» **DIRECTIVE**:
Pull each line containing "JSON" out of the data and copy it.

» **TASK INPUTS**:
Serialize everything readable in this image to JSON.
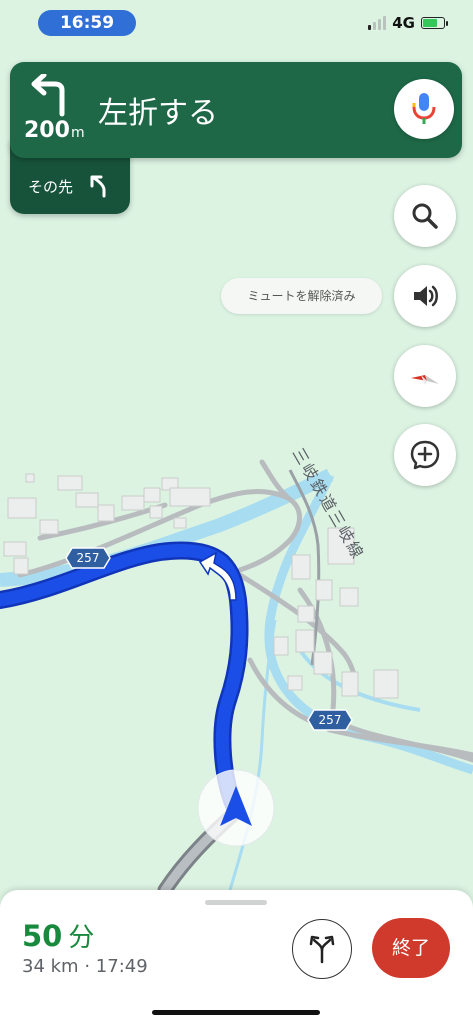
{
  "status_bar": {
    "time": "16:59",
    "network": "4G",
    "signal_bars_active": 1,
    "battery_level": 0.7,
    "battery_charging": true
  },
  "navigation": {
    "distance_value": "200",
    "distance_unit": "m",
    "instruction": "左折する",
    "turn_icon": "turn-left-icon",
    "then_label": "その先",
    "then_icon": "slight-left-icon",
    "header_color": "#1e6847"
  },
  "map_controls": {
    "search_icon": "search-icon",
    "sound_icon": "volume-icon",
    "mute_status": "ミュートを解除済み",
    "compass_icon": "compass-icon",
    "report_icon": "add-report-icon"
  },
  "map": {
    "route_shields": [
      "257",
      "257"
    ],
    "rail_line": "三岐鉄道三岐線",
    "route_color": "#1b4ee6"
  },
  "trip": {
    "duration_value": "50",
    "duration_unit": "分",
    "distance": "34 km",
    "separator": "·",
    "arrival": "17:49",
    "end_label": "終了",
    "alt_routes_icon": "alternate-routes-icon",
    "eta_color": "#198a3d",
    "end_color": "#cf3a2c"
  }
}
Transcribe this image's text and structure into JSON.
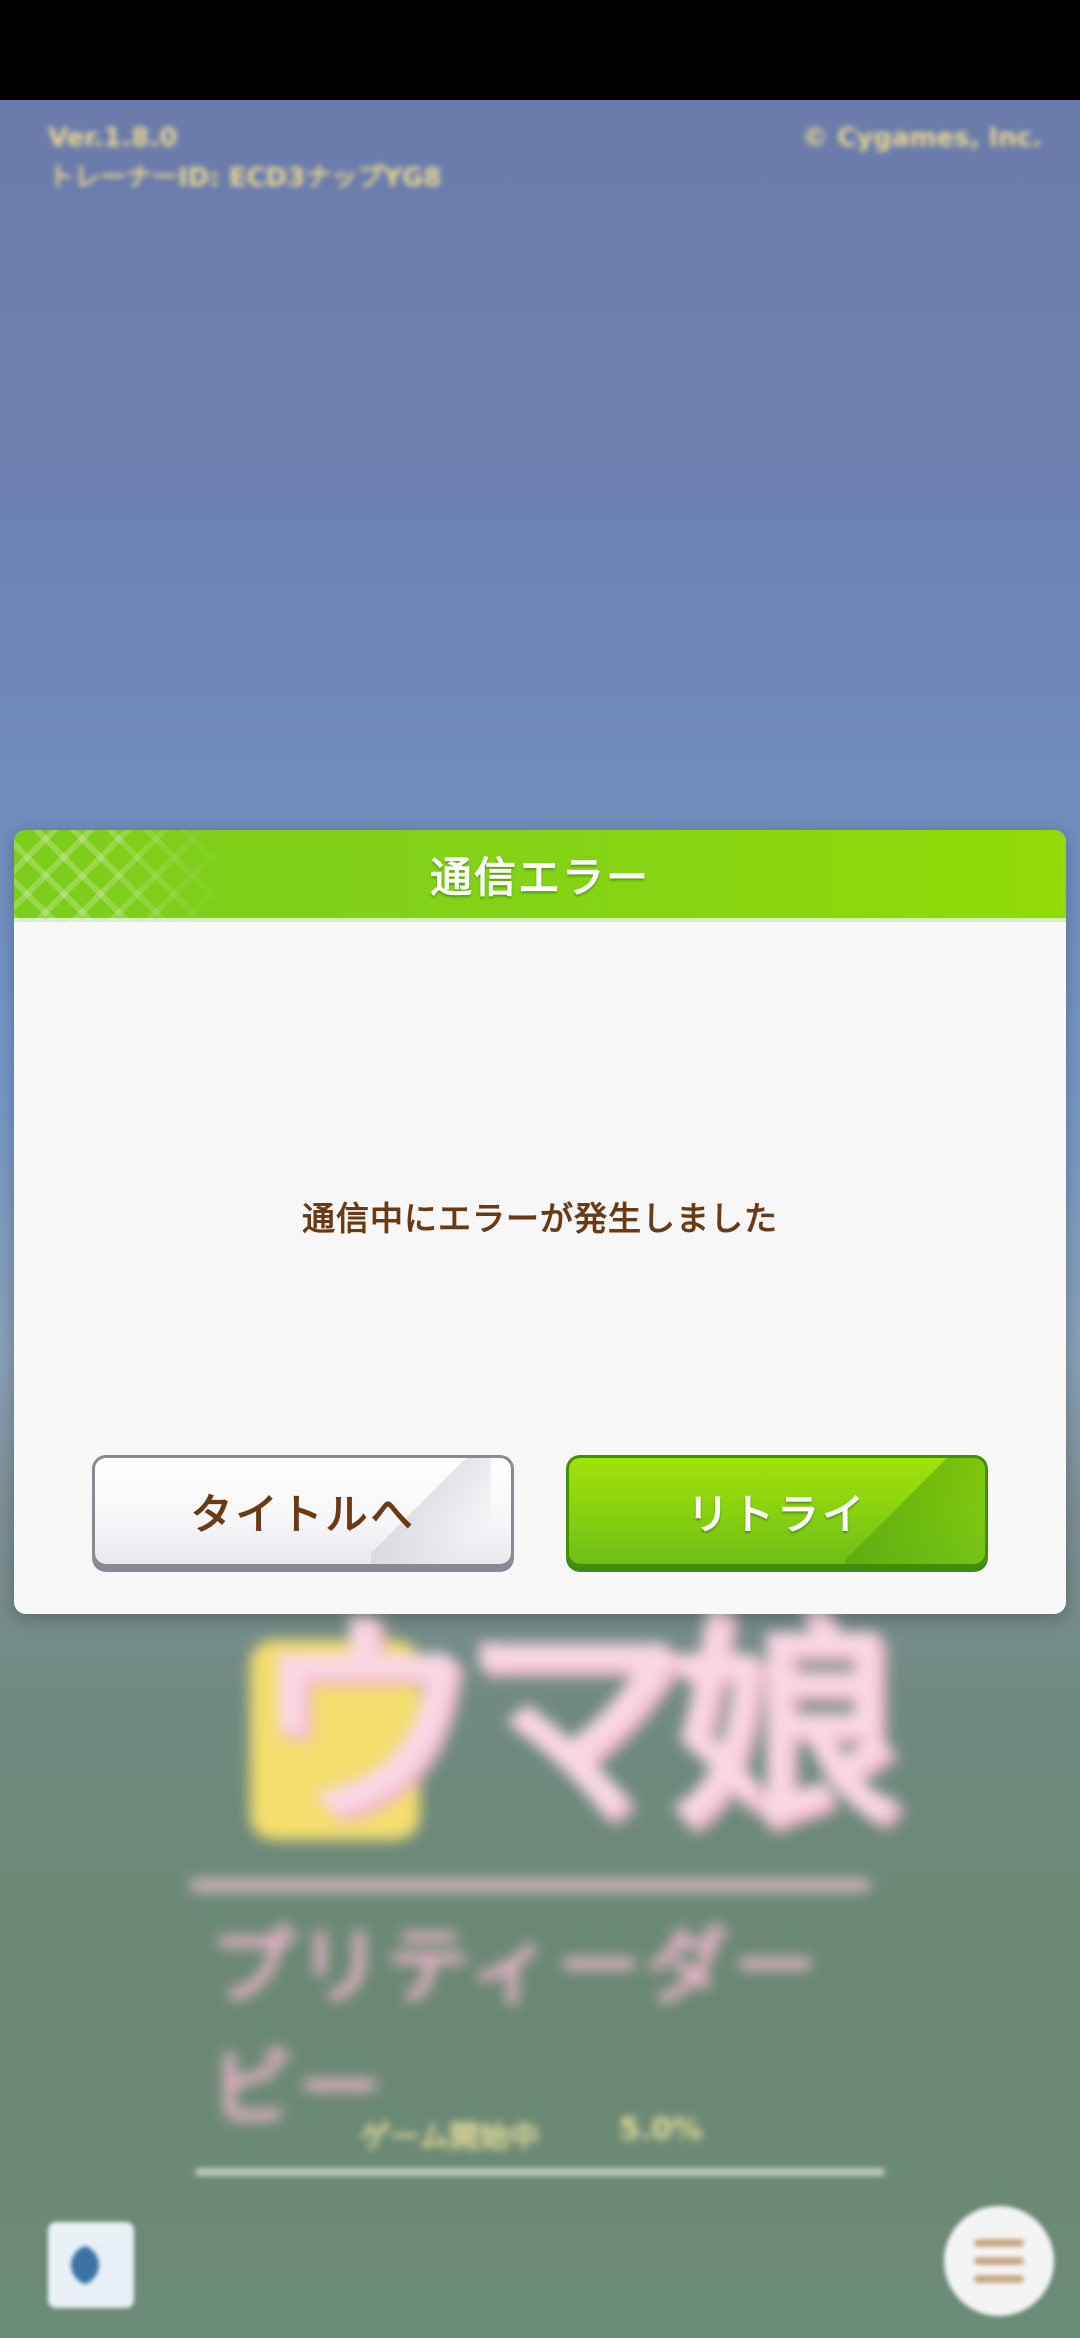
{
  "background": {
    "version_text": "Ver.1.8.0",
    "trainer_id_text": "トレーナーID: ECD3ナップYG8",
    "copyright_text": "© Cygames, Inc.",
    "logo_main_text": "ウマ娘",
    "logo_sub_text": "プリティーダービー",
    "bottom_left_text": "ゲーム開始中",
    "bottom_right_text": "5.0%"
  },
  "dialog": {
    "title": "通信エラー",
    "message": "通信中にエラーが発生しました",
    "title_button_label": "タイトルへ",
    "retry_button_label": "リトライ"
  },
  "colors": {
    "header_green": "#86d414",
    "message_brown": "#6a3a14",
    "retry_green": "#86d011"
  },
  "icons": {
    "menu": "hamburger-icon",
    "corner_badge": "moon-icon"
  }
}
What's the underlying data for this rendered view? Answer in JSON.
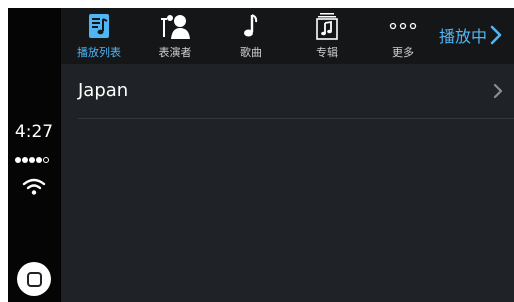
{
  "status": {
    "time": "4:27",
    "signal_bars_filled": 4,
    "signal_bars_total": 5
  },
  "tabs": [
    {
      "label": "播放列表",
      "icon": "playlist-icon",
      "active": true
    },
    {
      "label": "表演者",
      "icon": "artist-icon",
      "active": false
    },
    {
      "label": "歌曲",
      "icon": "music-note-icon",
      "active": false
    },
    {
      "label": "专辑",
      "icon": "album-icon",
      "active": false
    },
    {
      "label": "更多",
      "icon": "more-icon",
      "active": false
    }
  ],
  "now_playing": {
    "label": "播放中"
  },
  "list": {
    "items": [
      {
        "label": "Japan"
      }
    ]
  },
  "colors": {
    "accent": "#4fb5f5",
    "background": "#1f2226",
    "tabbar": "#141618"
  }
}
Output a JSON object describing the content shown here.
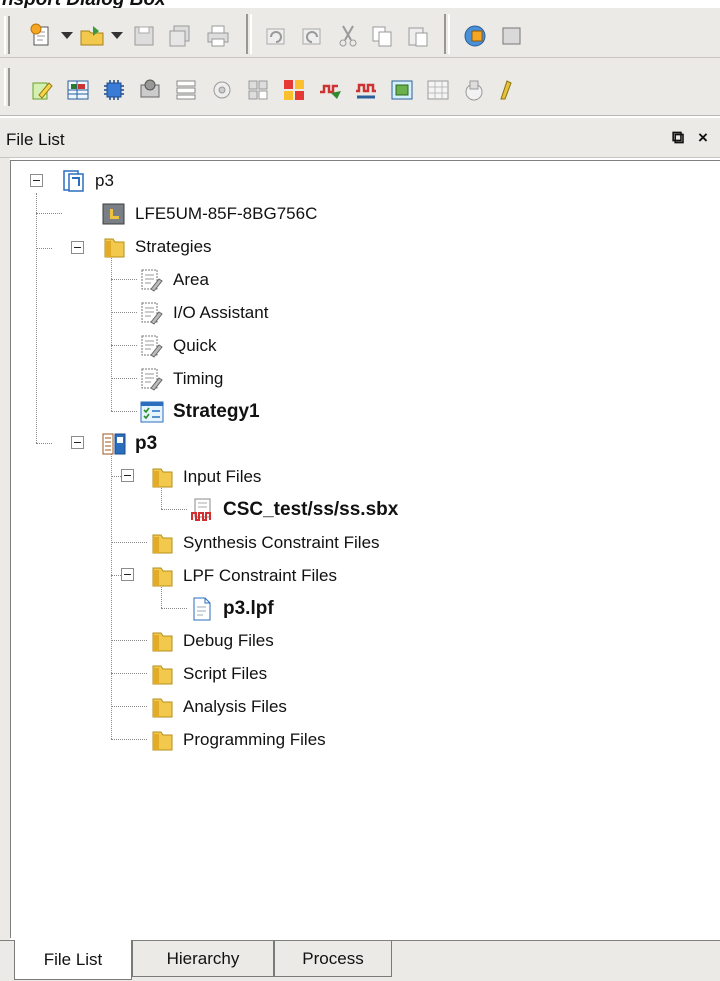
{
  "caption": "nsport Dialog Box",
  "toolbar_top": {
    "buttons": [
      "new-project-icon",
      "open-project-icon",
      "save-icon",
      "save-all-icon",
      "print-icon",
      "undo-icon",
      "redo-icon",
      "cut-icon",
      "copy-icon",
      "paste-icon",
      "ipexpress-icon"
    ]
  },
  "toolbar_bottom": {
    "buttons": [
      "edit-icon",
      "spreadsheet-icon",
      "chip-icon",
      "netlist-icon",
      "floorplan-icon",
      "package-icon",
      "placement-icon",
      "clarity-icon",
      "timing-icon",
      "reveal-icon",
      "power-icon",
      "ecoeditor-icon",
      "programmer-icon",
      "analyzer-icon"
    ]
  },
  "panel": {
    "title": "File List",
    "float_glyph": "⧉",
    "close_glyph": "×"
  },
  "tree": {
    "project": "p3",
    "device": "LFE5UM-85F-8BG756C",
    "strategies": "Strategies",
    "strategy_items": [
      "Area",
      "I/O Assistant",
      "Quick",
      "Timing",
      "Strategy1"
    ],
    "implementation": "p3",
    "input_files": "Input Files",
    "input_file": "CSC_test/ss/ss.sbx",
    "synthesis_constraints": "Synthesis Constraint Files",
    "lpf_constraints": "LPF Constraint Files",
    "lpf_file": "p3.lpf",
    "debug_files": "Debug Files",
    "script_files": "Script Files",
    "analysis_files": "Analysis Files",
    "programming_files": "Programming Files"
  },
  "tabs": [
    "File List",
    "Hierarchy",
    "Process"
  ],
  "active_tab": "File List"
}
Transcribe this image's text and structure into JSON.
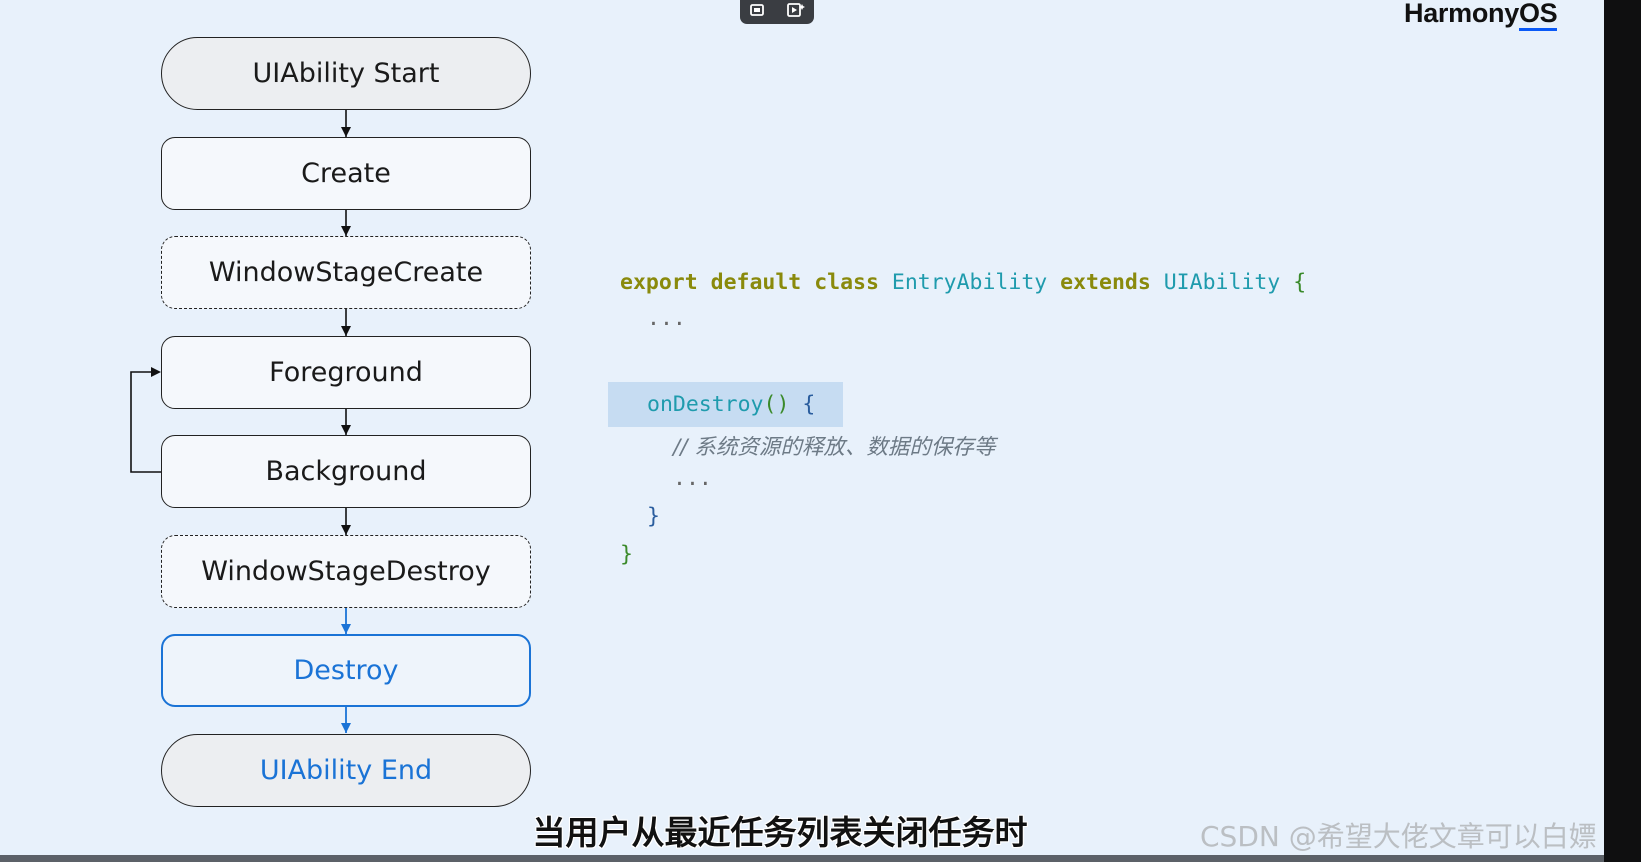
{
  "brand": {
    "text_main": "Harmony",
    "text_os": "OS"
  },
  "video_controls": {
    "icons": [
      "screenshot-icon",
      "record-icon"
    ]
  },
  "flowchart": {
    "nodes": [
      {
        "id": "start",
        "label": "UIAbility Start"
      },
      {
        "id": "create",
        "label": "Create"
      },
      {
        "id": "window-stage-create",
        "label": "WindowStageCreate"
      },
      {
        "id": "foreground",
        "label": "Foreground"
      },
      {
        "id": "background",
        "label": "Background"
      },
      {
        "id": "window-stage-destroy",
        "label": "WindowStageDestroy"
      },
      {
        "id": "destroy",
        "label": "Destroy"
      },
      {
        "id": "end",
        "label": "UIAbility End"
      }
    ],
    "highlight_color": "#1a73d6"
  },
  "code": {
    "line1": {
      "kw1": "export",
      "kw2": "default",
      "kw3": "class",
      "cls": "EntryAbility",
      "kw4": "extends",
      "base": "UIAbility",
      "brace": "{"
    },
    "line2": "...",
    "line3": {
      "fn": "onDestroy",
      "parens": "()",
      "brace": "{"
    },
    "line4": "// 系统资源的释放、数据的保存等",
    "line5": "...",
    "line6": "}",
    "line7": "}"
  },
  "subtitle": "当用户从最近任务列表关闭任务时",
  "watermark": "CSDN @希望大佬文章可以白嫖"
}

» **COMPLETED TASK**:
Serialize everything readable in this image to JSON.
Transcribe this image's text and structure into JSON.
What's the underlying data for this rendered view? Answer in JSON.
Output a JSON object describing the content shown here.
Transcribe this image's text and structure into JSON.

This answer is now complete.